- **What to produce**
A verbatim copy of the records is required, with all pictures left out.

- **Material for this task**
*****
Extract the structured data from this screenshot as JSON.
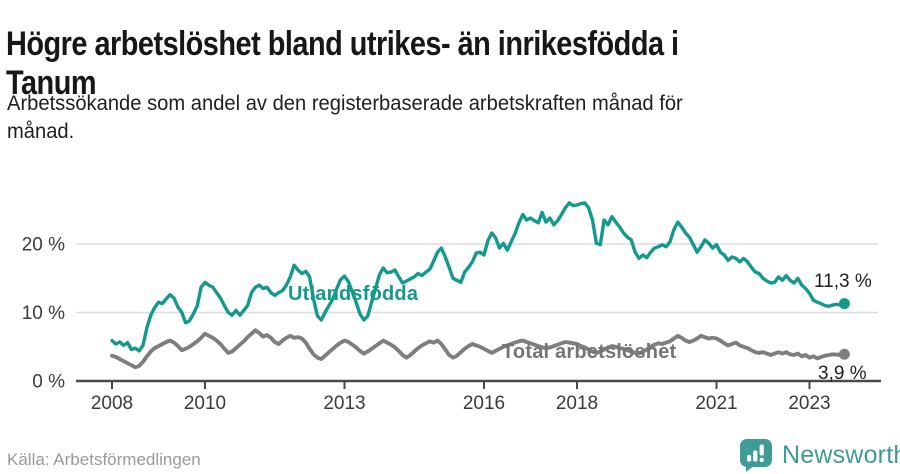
{
  "header": {
    "title_lines": [
      "Högre arbetslöshet bland utrikes- än inrikesfödda i",
      "Tanum"
    ],
    "subtitle_lines": [
      "Arbetssökande som andel av den registerbaserade arbetskraften månad för",
      "månad."
    ]
  },
  "footer": {
    "source": "Källa: Arbetsförmedlingen",
    "brand": "Newsworthy",
    "logo_icon": "bar-chart-speech-bubble-icon",
    "brand_color": "#3E9C94"
  },
  "chart_data": {
    "type": "line",
    "x_start_year": 2008,
    "x_step_months": 1,
    "x_end": "2023-10",
    "x_tick_years": [
      2008,
      2010,
      2013,
      2016,
      2018,
      2021,
      2023
    ],
    "x_tick_labels": [
      "2008",
      "2010",
      "2013",
      "2016",
      "2018",
      "2021",
      "2023"
    ],
    "y_ticks": [
      0,
      10,
      20
    ],
    "y_tick_labels": [
      "0 %",
      "10 %",
      "20 %"
    ],
    "ylim": [
      0,
      27.5
    ],
    "grid": "horizontal",
    "legend_position": "inline-labels",
    "colors": {
      "grid": "#dcdcdc",
      "axis": "#4a4a4a",
      "tick_text": "#3a3a3a"
    },
    "series": [
      {
        "name": "Utlandsfödda",
        "color": "#14998D",
        "width": 3.4,
        "end_label": "11,3 %",
        "end_value": 11.3,
        "values": [
          5.9,
          5.4,
          5.7,
          5.2,
          5.6,
          4.6,
          4.8,
          4.4,
          5.2,
          7.8,
          9.6,
          10.7,
          11.5,
          11.3,
          12.0,
          12.6,
          12.1,
          10.8,
          10.0,
          8.5,
          8.8,
          9.8,
          11.0,
          13.7,
          14.4,
          14.0,
          13.7,
          12.9,
          12.1,
          11.0,
          10.0,
          9.6,
          10.3,
          9.6,
          10.3,
          11.0,
          12.9,
          13.7,
          14.0,
          13.5,
          13.7,
          12.9,
          12.5,
          12.9,
          13.2,
          14.0,
          15.2,
          16.9,
          16.2,
          15.7,
          16.0,
          15.2,
          12.0,
          9.5,
          8.9,
          10.0,
          11.0,
          12.0,
          13.5,
          14.8,
          15.3,
          14.5,
          13.0,
          11.5,
          9.8,
          8.9,
          9.5,
          11.5,
          13.5,
          15.5,
          16.5,
          15.8,
          15.9,
          16.2,
          15.2,
          14.3,
          14.6,
          14.9,
          15.2,
          15.7,
          15.4,
          15.9,
          16.3,
          17.5,
          18.8,
          19.4,
          18.1,
          16.6,
          15.0,
          14.7,
          14.4,
          15.9,
          16.6,
          17.4,
          18.7,
          18.8,
          18.4,
          20.5,
          21.6,
          20.9,
          19.4,
          20.1,
          19.1,
          20.3,
          21.5,
          23.1,
          24.3,
          23.5,
          23.8,
          23.4,
          23.1,
          24.6,
          23.2,
          23.8,
          22.8,
          23.4,
          24.3,
          25.3,
          26.0,
          25.6,
          25.7,
          25.9,
          26.0,
          25.3,
          23.5,
          20.1,
          19.9,
          23.5,
          22.8,
          24.0,
          23.2,
          22.5,
          21.6,
          21.0,
          20.6,
          18.8,
          17.9,
          18.4,
          18.0,
          18.8,
          19.4,
          19.6,
          19.9,
          19.6,
          20.3,
          22.1,
          23.2,
          22.5,
          21.6,
          21.0,
          19.9,
          18.8,
          19.6,
          20.6,
          20.1,
          19.4,
          19.9,
          18.8,
          18.4,
          17.6,
          18.1,
          17.9,
          17.4,
          17.9,
          17.4,
          16.6,
          15.9,
          15.7,
          15.0,
          14.6,
          14.3,
          14.4,
          15.2,
          14.7,
          15.4,
          14.7,
          14.3,
          15.0,
          14.0,
          13.5,
          12.8,
          11.8,
          11.5,
          11.3,
          11.0,
          10.9,
          11.1,
          11.2,
          11.1,
          11.3
        ]
      },
      {
        "name": "Total arbetslöshet",
        "color": "#7E7E7E",
        "width": 3.9,
        "end_label": "3,9 %",
        "end_value": 3.9,
        "values": [
          3.7,
          3.5,
          3.2,
          2.9,
          2.6,
          2.3,
          2.0,
          2.2,
          2.8,
          3.6,
          4.3,
          4.8,
          5.1,
          5.4,
          5.7,
          5.9,
          5.6,
          5.1,
          4.5,
          4.7,
          5.0,
          5.4,
          5.8,
          6.3,
          6.9,
          6.6,
          6.3,
          5.9,
          5.4,
          4.7,
          4.1,
          4.3,
          4.8,
          5.3,
          5.8,
          6.4,
          6.9,
          7.4,
          7.0,
          6.5,
          6.7,
          6.3,
          5.7,
          5.4,
          5.9,
          6.3,
          6.6,
          6.3,
          6.4,
          6.2,
          5.6,
          4.7,
          3.9,
          3.4,
          3.2,
          3.7,
          4.2,
          4.7,
          5.2,
          5.6,
          5.9,
          5.7,
          5.3,
          4.9,
          4.4,
          4.0,
          4.3,
          4.7,
          5.1,
          5.5,
          5.9,
          5.6,
          5.3,
          4.9,
          4.4,
          3.8,
          3.4,
          3.8,
          4.3,
          4.8,
          5.2,
          5.5,
          5.8,
          5.6,
          5.9,
          5.4,
          4.6,
          3.8,
          3.4,
          3.7,
          4.2,
          4.7,
          5.1,
          5.4,
          5.2,
          5.0,
          4.7,
          4.4,
          4.1,
          4.4,
          4.7,
          5.0,
          5.2,
          5.4,
          5.6,
          5.8,
          5.9,
          5.7,
          5.5,
          5.3,
          5.1,
          4.9,
          4.8,
          4.9,
          5.1,
          5.3,
          5.5,
          5.7,
          5.6,
          5.5,
          5.4,
          5.1,
          4.9,
          4.6,
          4.3,
          4.1,
          4.3,
          4.6,
          4.9,
          5.1,
          5.0,
          4.8,
          4.7,
          4.5,
          4.3,
          4.1,
          4.0,
          4.3,
          4.6,
          5.0,
          5.3,
          5.5,
          5.4,
          5.6,
          5.8,
          6.2,
          6.6,
          6.3,
          5.9,
          5.7,
          5.9,
          6.2,
          6.6,
          6.4,
          6.2,
          6.3,
          6.2,
          5.9,
          5.5,
          5.2,
          5.4,
          5.6,
          5.2,
          5.0,
          4.8,
          4.5,
          4.2,
          4.1,
          4.2,
          4.0,
          3.8,
          4.0,
          4.2,
          4.0,
          4.2,
          3.9,
          3.8,
          4.0,
          3.6,
          3.8,
          3.4,
          3.6,
          3.3,
          3.5,
          3.7,
          3.8,
          3.9,
          3.85,
          3.8,
          3.9
        ]
      }
    ]
  }
}
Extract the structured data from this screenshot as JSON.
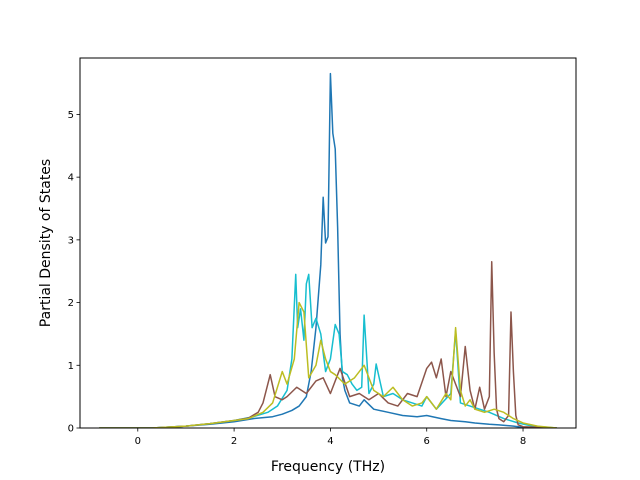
*****
- **Complete response**
Extract the structured data from this screenshot as JSON.
{
  "header": {
    "title_lines": [
      "Högre arbetslöshet bland utrikes- än inrikesfödda i",
      "Tanum"
    ],
    "subtitle_lines": [
      "Arbetssökande som andel av den registerbaserade arbetskraften månad för",
      "månad."
    ]
  },
  "footer": {
    "source": "Källa: Arbetsförmedlingen",
    "brand": "Newsworthy",
    "logo_icon": "bar-chart-speech-bubble-icon",
    "brand_color": "#3E9C94"
  },
  "chart_data": {
    "type": "line",
    "x_start_year": 2008,
    "x_step_months": 1,
    "x_end": "2023-10",
    "x_tick_years": [
      2008,
      2010,
      2013,
      2016,
      2018,
      2021,
      2023
    ],
    "x_tick_labels": [
      "2008",
      "2010",
      "2013",
      "2016",
      "2018",
      "2021",
      "2023"
    ],
    "y_ticks": [
      0,
      10,
      20
    ],
    "y_tick_labels": [
      "0 %",
      "10 %",
      "20 %"
    ],
    "ylim": [
      0,
      27.5
    ],
    "grid": "horizontal",
    "legend_position": "inline-labels",
    "colors": {
      "grid": "#dcdcdc",
      "axis": "#4a4a4a",
      "tick_text": "#3a3a3a"
    },
    "series": [
      {
        "name": "Utlandsfödda",
        "color": "#14998D",
        "width": 3.4,
        "end_label": "11,3 %",
        "end_value": 11.3,
        "values": [
          5.9,
          5.4,
          5.7,
          5.2,
          5.6,
          4.6,
          4.8,
          4.4,
          5.2,
          7.8,
          9.6,
          10.7,
          11.5,
          11.3,
          12.0,
          12.6,
          12.1,
          10.8,
          10.0,
          8.5,
          8.8,
          9.8,
          11.0,
          13.7,
          14.4,
          14.0,
          13.7,
          12.9,
          12.1,
          11.0,
          10.0,
          9.6,
          10.3,
          9.6,
          10.3,
          11.0,
          12.9,
          13.7,
          14.0,
          13.5,
          13.7,
          12.9,
          12.5,
          12.9,
          13.2,
          14.0,
          15.2,
          16.9,
          16.2,
          15.7,
          16.0,
          15.2,
          12.0,
          9.5,
          8.9,
          10.0,
          11.0,
          12.0,
          13.5,
          14.8,
          15.3,
          14.5,
          13.0,
          11.5,
          9.8,
          8.9,
          9.5,
          11.5,
          13.5,
          15.5,
          16.5,
          15.8,
          15.9,
          16.2,
          15.2,
          14.3,
          14.6,
          14.9,
          15.2,
          15.7,
          15.4,
          15.9,
          16.3,
          17.5,
          18.8,
          19.4,
          18.1,
          16.6,
          15.0,
          14.7,
          14.4,
          15.9,
          16.6,
          17.4,
          18.7,
          18.8,
          18.4,
          20.5,
          21.6,
          20.9,
          19.4,
          20.1,
          19.1,
          20.3,
          21.5,
          23.1,
          24.3,
          23.5,
          23.8,
          23.4,
          23.1,
          24.6,
          23.2,
          23.8,
          22.8,
          23.4,
          24.3,
          25.3,
          26.0,
          25.6,
          25.7,
          25.9,
          26.0,
          25.3,
          23.5,
          20.1,
          19.9,
          23.5,
          22.8,
          24.0,
          23.2,
          22.5,
          21.6,
          21.0,
          20.6,
          18.8,
          17.9,
          18.4,
          18.0,
          18.8,
          19.4,
          19.6,
          19.9,
          19.6,
          20.3,
          22.1,
          23.2,
          22.5,
          21.6,
          21.0,
          19.9,
          18.8,
          19.6,
          20.6,
          20.1,
          19.4,
          19.9,
          18.8,
          18.4,
          17.6,
          18.1,
          17.9,
          17.4,
          17.9,
          17.4,
          16.6,
          15.9,
          15.7,
          15.0,
          14.6,
          14.3,
          14.4,
          15.2,
          14.7,
          15.4,
          14.7,
          14.3,
          15.0,
          14.0,
          13.5,
          12.8,
          11.8,
          11.5,
          11.3,
          11.0,
          10.9,
          11.1,
          11.2,
          11.1,
          11.3
        ]
      },
      {
        "name": "Total arbetslöshet",
        "color": "#7E7E7E",
        "width": 3.9,
        "end_label": "3,9 %",
        "end_value": 3.9,
        "values": [
          3.7,
          3.5,
          3.2,
          2.9,
          2.6,
          2.3,
          2.0,
          2.2,
          2.8,
          3.6,
          4.3,
          4.8,
          5.1,
          5.4,
          5.7,
          5.9,
          5.6,
          5.1,
          4.5,
          4.7,
          5.0,
          5.4,
          5.8,
          6.3,
          6.9,
          6.6,
          6.3,
          5.9,
          5.4,
          4.7,
          4.1,
          4.3,
          4.8,
          5.3,
          5.8,
          6.4,
          6.9,
          7.4,
          7.0,
          6.5,
          6.7,
          6.3,
          5.7,
          5.4,
          5.9,
          6.3,
          6.6,
          6.3,
          6.4,
          6.2,
          5.6,
          4.7,
          3.9,
          3.4,
          3.2,
          3.7,
          4.2,
          4.7,
          5.2,
          5.6,
          5.9,
          5.7,
          5.3,
          4.9,
          4.4,
          4.0,
          4.3,
          4.7,
          5.1,
          5.5,
          5.9,
          5.6,
          5.3,
          4.9,
          4.4,
          3.8,
          3.4,
          3.8,
          4.3,
          4.8,
          5.2,
          5.5,
          5.8,
          5.6,
          5.9,
          5.4,
          4.6,
          3.8,
          3.4,
          3.7,
          4.2,
          4.7,
          5.1,
          5.4,
          5.2,
          5.0,
          4.7,
          4.4,
          4.1,
          4.4,
          4.7,
          5.0,
          5.2,
          5.4,
          5.6,
          5.8,
          5.9,
          5.7,
          5.5,
          5.3,
          5.1,
          4.9,
          4.8,
          4.9,
          5.1,
          5.3,
          5.5,
          5.7,
          5.6,
          5.5,
          5.4,
          5.1,
          4.9,
          4.6,
          4.3,
          4.1,
          4.3,
          4.6,
          4.9,
          5.1,
          5.0,
          4.8,
          4.7,
          4.5,
          4.3,
          4.1,
          4.0,
          4.3,
          4.6,
          5.0,
          5.3,
          5.5,
          5.4,
          5.6,
          5.8,
          6.2,
          6.6,
          6.3,
          5.9,
          5.7,
          5.9,
          6.2,
          6.6,
          6.4,
          6.2,
          6.3,
          6.2,
          5.9,
          5.5,
          5.2,
          5.4,
          5.6,
          5.2,
          5.0,
          4.8,
          4.5,
          4.2,
          4.1,
          4.2,
          4.0,
          3.8,
          4.0,
          4.2,
          4.0,
          4.2,
          3.9,
          3.8,
          4.0,
          3.6,
          3.8,
          3.4,
          3.6,
          3.3,
          3.5,
          3.7,
          3.8,
          3.9,
          3.85,
          3.8,
          3.9
        ]
      }
    ]
  }
}
Extract the structured data from this screenshot as JSON.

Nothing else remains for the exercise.